Data supplied
>> Start

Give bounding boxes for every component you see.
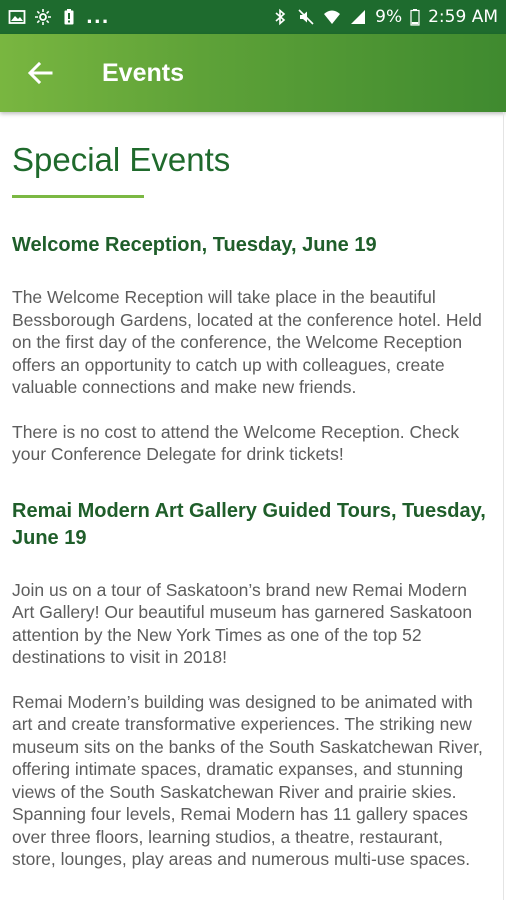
battery-percent: 9% <box>375 7 403 27</box>
image-icon <box>8 8 26 26</box>
event-heading: Remai Modern Art Gallery Guided Tours, T… <box>12 499 486 549</box>
arrow-left-icon <box>27 60 53 86</box>
event-heading: Welcome Reception, Tuesday, June 19 <box>12 234 377 256</box>
events-content[interactable]: Special Events Welcome Reception, Tuesda… <box>12 112 490 900</box>
status-right: 9% 2:59 AM <box>271 7 498 27</box>
battery-icon <box>410 8 420 26</box>
status-bar: ... 9% 2:59 AM <box>0 0 506 34</box>
mute-icon <box>297 8 315 26</box>
event-paragraph: Remai Modern’s building was designed to … <box>12 691 483 870</box>
title-divider <box>12 195 144 198</box>
clock: 2:59 AM <box>428 7 498 27</box>
back-button[interactable] <box>0 34 80 112</box>
event-section: Remai Modern Art Gallery Guided Tours, T… <box>12 498 490 871</box>
signal-icon <box>349 8 367 26</box>
sync-icon <box>34 8 52 26</box>
event-paragraph: The Welcome Reception will take place in… <box>12 287 482 397</box>
bluetooth-icon <box>271 8 289 26</box>
app-bar-title: Events <box>102 58 184 87</box>
event-paragraph: Join us on a tour of Saskatoon’s brand n… <box>12 579 473 668</box>
wifi-icon <box>323 8 341 26</box>
scroll-edge <box>503 112 504 900</box>
status-left: ... <box>8 7 110 28</box>
page-title: Special Events <box>12 141 231 178</box>
battery-saver-icon <box>60 8 78 26</box>
event-section: Welcome Reception, Tuesday, June 19 The … <box>12 232 490 466</box>
event-paragraph: There is no cost to attend the Welcome R… <box>12 421 460 465</box>
more-notifications: ... <box>86 6 110 28</box>
app-bar: Events <box>0 34 506 112</box>
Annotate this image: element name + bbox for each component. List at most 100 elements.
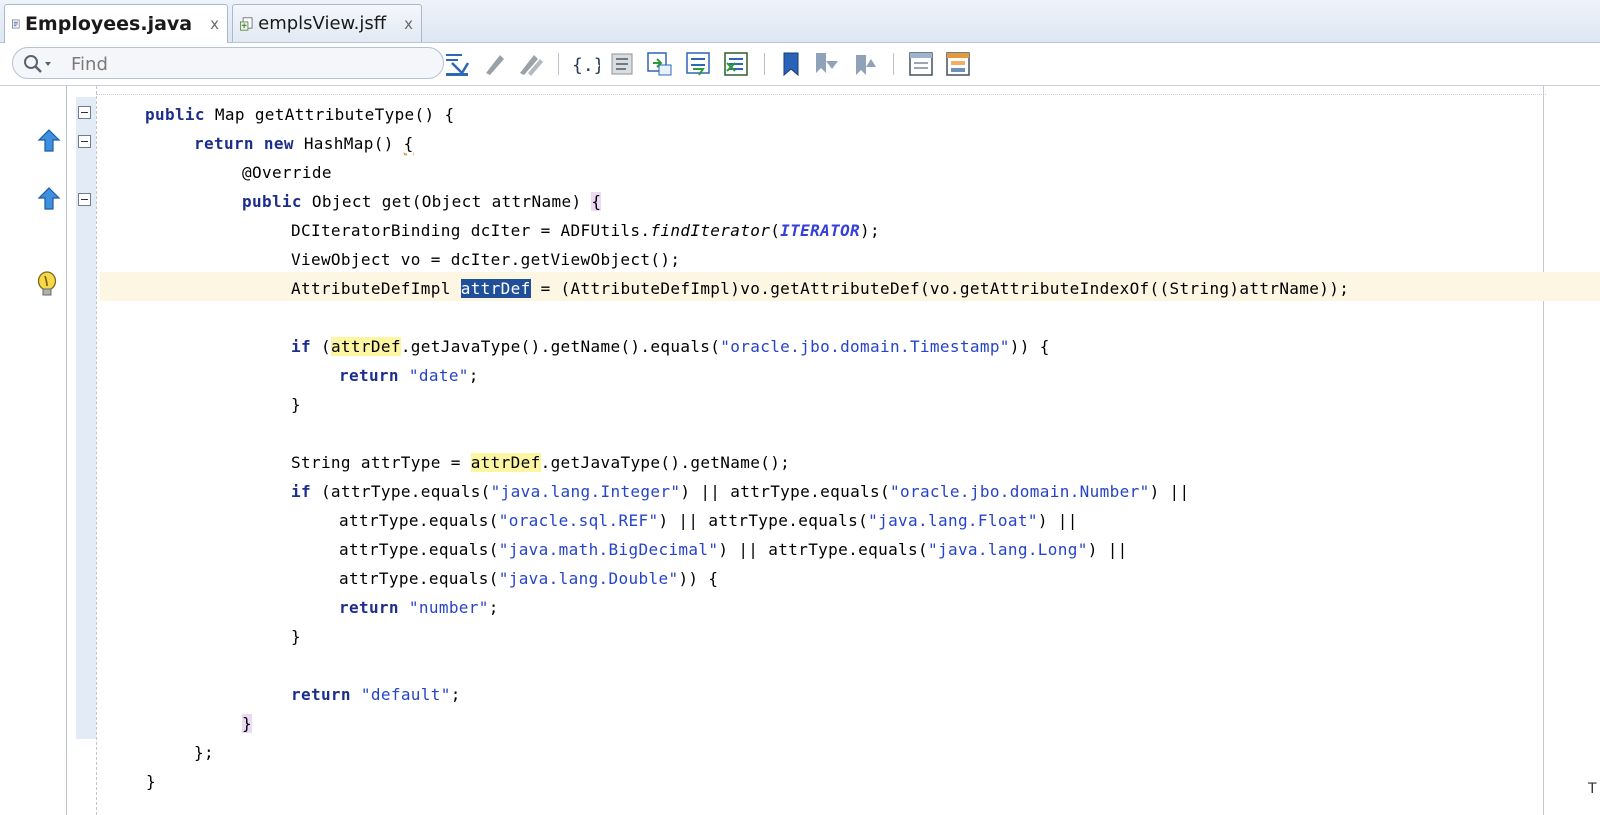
fold-toggle-icon[interactable] [78, 135, 91, 148]
code-token: ); [860, 221, 881, 240]
code-line[interactable]: AttributeDefImpl attrDef = (AttributeDef… [291, 274, 1349, 303]
code-line[interactable]: } [242, 709, 252, 738]
toolbar-separator [893, 53, 894, 75]
string-token: "oracle.sql.REF" [498, 511, 659, 530]
code-line[interactable]: } [291, 390, 301, 419]
surround-icon[interactable] [645, 49, 675, 79]
code-token: } [242, 714, 252, 733]
code-line[interactable]: attrType.equals("oracle.sql.REF") || att… [339, 506, 1078, 535]
keyword-token: return [339, 366, 399, 385]
code-line[interactable]: if (attrType.equals("java.lang.Integer")… [291, 477, 1190, 506]
close-tab-icon[interactable]: x [404, 15, 413, 33]
string-token: "number" [408, 598, 489, 617]
reformat-icon[interactable] [516, 49, 546, 79]
svg-text:{.}: {.} [572, 55, 600, 76]
right-margin-guide [1543, 86, 1544, 815]
toggle-comment-icon[interactable] [608, 49, 638, 79]
split-layout-icon[interactable] [943, 49, 973, 79]
keyword-token: return [339, 598, 399, 617]
code-token: ) || attrType.equals( [718, 540, 928, 559]
string-token: "java.lang.Double" [498, 569, 679, 588]
code-token: ) || [1149, 482, 1190, 501]
code-token: Map getAttributeType() { [204, 105, 455, 124]
code-token: attrType.equals( [339, 540, 499, 559]
string-token: "oracle.jbo.domain.Number" [890, 482, 1150, 501]
code-line[interactable]: attrType.equals("java.math.BigDecimal") … [339, 535, 1128, 564]
next-bookmark-icon[interactable] [812, 49, 842, 79]
fold-toggle-icon[interactable] [78, 106, 91, 119]
scope-guide [96, 94, 1546, 95]
code-line[interactable]: public Map getAttributeType() { [145, 100, 454, 129]
keyword-token: return [291, 685, 351, 704]
code-token: ( [310, 337, 331, 356]
keyword-token: return [194, 134, 254, 153]
navigate-icon[interactable] [442, 49, 472, 79]
code-token: HashMap() [293, 134, 404, 153]
occurrence-token: attrDef [470, 453, 541, 472]
code-line[interactable]: } [291, 622, 301, 651]
code-token: String attrType = [291, 453, 471, 472]
right-edge-text: T [1588, 781, 1597, 797]
panel-layout-icon[interactable] [906, 49, 936, 79]
code-line[interactable]: ViewObject vo = dcIter.getViewObject(); [291, 245, 680, 274]
toolbar-separator [558, 53, 559, 75]
code-line[interactable]: }; [194, 738, 214, 767]
keyword-token: if [291, 337, 311, 356]
close-tab-icon[interactable]: x [210, 15, 219, 33]
code-token: ITERATOR [780, 221, 861, 240]
code-token: } [291, 395, 301, 414]
unindent-icon[interactable] [721, 49, 751, 79]
lightbulb-hint-icon[interactable] [36, 270, 58, 300]
code-line[interactable]: return "default"; [291, 680, 461, 709]
code-line[interactable]: attrType.equals("java.lang.Double")) { [339, 564, 718, 593]
format-icon[interactable] [480, 49, 510, 79]
code-token: = (AttributeDefImpl)vo.getAttributeDef(v… [530, 279, 1350, 298]
code-line[interactable]: return "number"; [339, 593, 499, 622]
jsff-file-icon [239, 16, 253, 31]
code-line[interactable]: @Override [242, 158, 332, 187]
code-token: AttributeDefImpl [291, 279, 461, 298]
overrides-up-arrow-icon[interactable] [37, 128, 61, 154]
code-token: )) { [678, 569, 719, 588]
code-line[interactable]: if (attrDef.getJavaType().getName().equa… [291, 332, 1050, 361]
code-line[interactable]: DCIteratorBinding dcIter = ADFUtils.find… [291, 216, 880, 245]
code-line[interactable]: return "date"; [339, 361, 479, 390]
fold-toggle-icon[interactable] [78, 193, 91, 206]
code-token: .getJavaType().getName().equals( [400, 337, 721, 356]
code-token: ; [488, 598, 499, 617]
code-token: ViewObject vo = dcIter.getViewObject(); [291, 250, 681, 269]
code-line[interactable]: String attrType = attrDef.getJavaType().… [291, 448, 790, 477]
bookmark-icon[interactable] [776, 49, 806, 79]
editor-toolbar: {.} [0, 43, 1600, 86]
occurrence-token: attrDef [330, 337, 401, 356]
find-input[interactable] [69, 51, 443, 77]
code-token: .getJavaType().getName(); [540, 453, 791, 472]
code-line[interactable]: return new HashMap() { [194, 129, 414, 158]
string-token: "java.math.BigDecimal" [498, 540, 719, 559]
indent-icon[interactable] [683, 49, 713, 79]
java-file-icon [12, 19, 20, 29]
code-token: ( [770, 221, 781, 240]
code-token: } [291, 627, 301, 646]
code-line[interactable]: public Object get(Object attrName) { [242, 187, 602, 216]
code-editor[interactable]: public Map getAttributeType() {return ne… [0, 86, 1600, 815]
string-token: "java.lang.Float" [868, 511, 1038, 530]
tab-employees-java[interactable]: Employees.java x [4, 4, 228, 43]
editor-tab-bar: Employees.java x emplsView.jsff x [0, 0, 1600, 43]
toolbar-separator [764, 53, 765, 75]
code-token: ) || [1087, 540, 1128, 559]
code-token: Object get(Object attrName) [301, 192, 592, 211]
code-token: { [591, 192, 602, 211]
code-token: ) || attrType.equals( [680, 482, 890, 501]
tab-emplsview-jsff[interactable]: emplsView.jsff x [232, 4, 422, 42]
code-token: ) || [1037, 511, 1078, 530]
string-token: "oracle.jbo.domain.Timestamp" [720, 337, 1010, 356]
braces-icon[interactable]: {.} [570, 49, 600, 79]
indent-guide [96, 86, 97, 815]
overrides-up-arrow-icon[interactable] [37, 186, 61, 212]
code-line[interactable]: } [146, 767, 156, 796]
prev-bookmark-icon[interactable] [850, 49, 880, 79]
search-icon[interactable] [21, 52, 55, 76]
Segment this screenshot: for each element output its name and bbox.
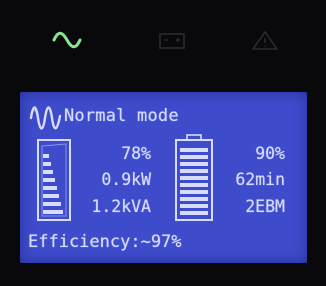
battery-level-gauge (174, 134, 214, 222)
operating-mode: Normal mode (64, 106, 179, 126)
battery-ebm-count: 2EBM (245, 197, 285, 216)
efficiency-readout: Efficiency:~97% (28, 232, 182, 252)
ups-front-panel: Normal mode 78% 0.9kW 1.2kVA 90% 62min 2… (0, 0, 326, 286)
load-level-gauge (36, 138, 72, 222)
load-power-kw: 0.9kW (101, 170, 151, 189)
status-led-row (0, 0, 326, 80)
load-apparent-power-kva: 1.2kVA (91, 197, 151, 216)
battery-icon (155, 28, 189, 52)
battery-runtime: 62min (235, 170, 285, 189)
warning-triangle-icon (248, 28, 282, 52)
mode-sine-wave-icon (29, 102, 63, 132)
battery-percent: 90% (255, 144, 285, 163)
sine-wave-icon (50, 28, 84, 52)
load-percent: 78% (121, 144, 151, 163)
lcd-display: Normal mode 78% 0.9kW 1.2kVA 90% 62min 2… (20, 92, 307, 263)
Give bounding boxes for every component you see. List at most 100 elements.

>> End

Objective
Extract every line above that contains the word "return".

Response to the exercise
keyword-token: return [339, 366, 399, 385]
keyword-token: return [339, 598, 399, 617]
keyword-token: return [291, 685, 351, 704]
keyword-token: return [194, 134, 254, 153]
code-line[interactable]: return "default"; [291, 680, 461, 709]
code-line[interactable]: return "number"; [339, 593, 499, 622]
code-line[interactable]: return "date"; [339, 361, 479, 390]
code-line[interactable]: return new HashMap() { [194, 129, 414, 158]
code-editor[interactable]: public Map getAttributeType() {return ne… [0, 86, 1600, 815]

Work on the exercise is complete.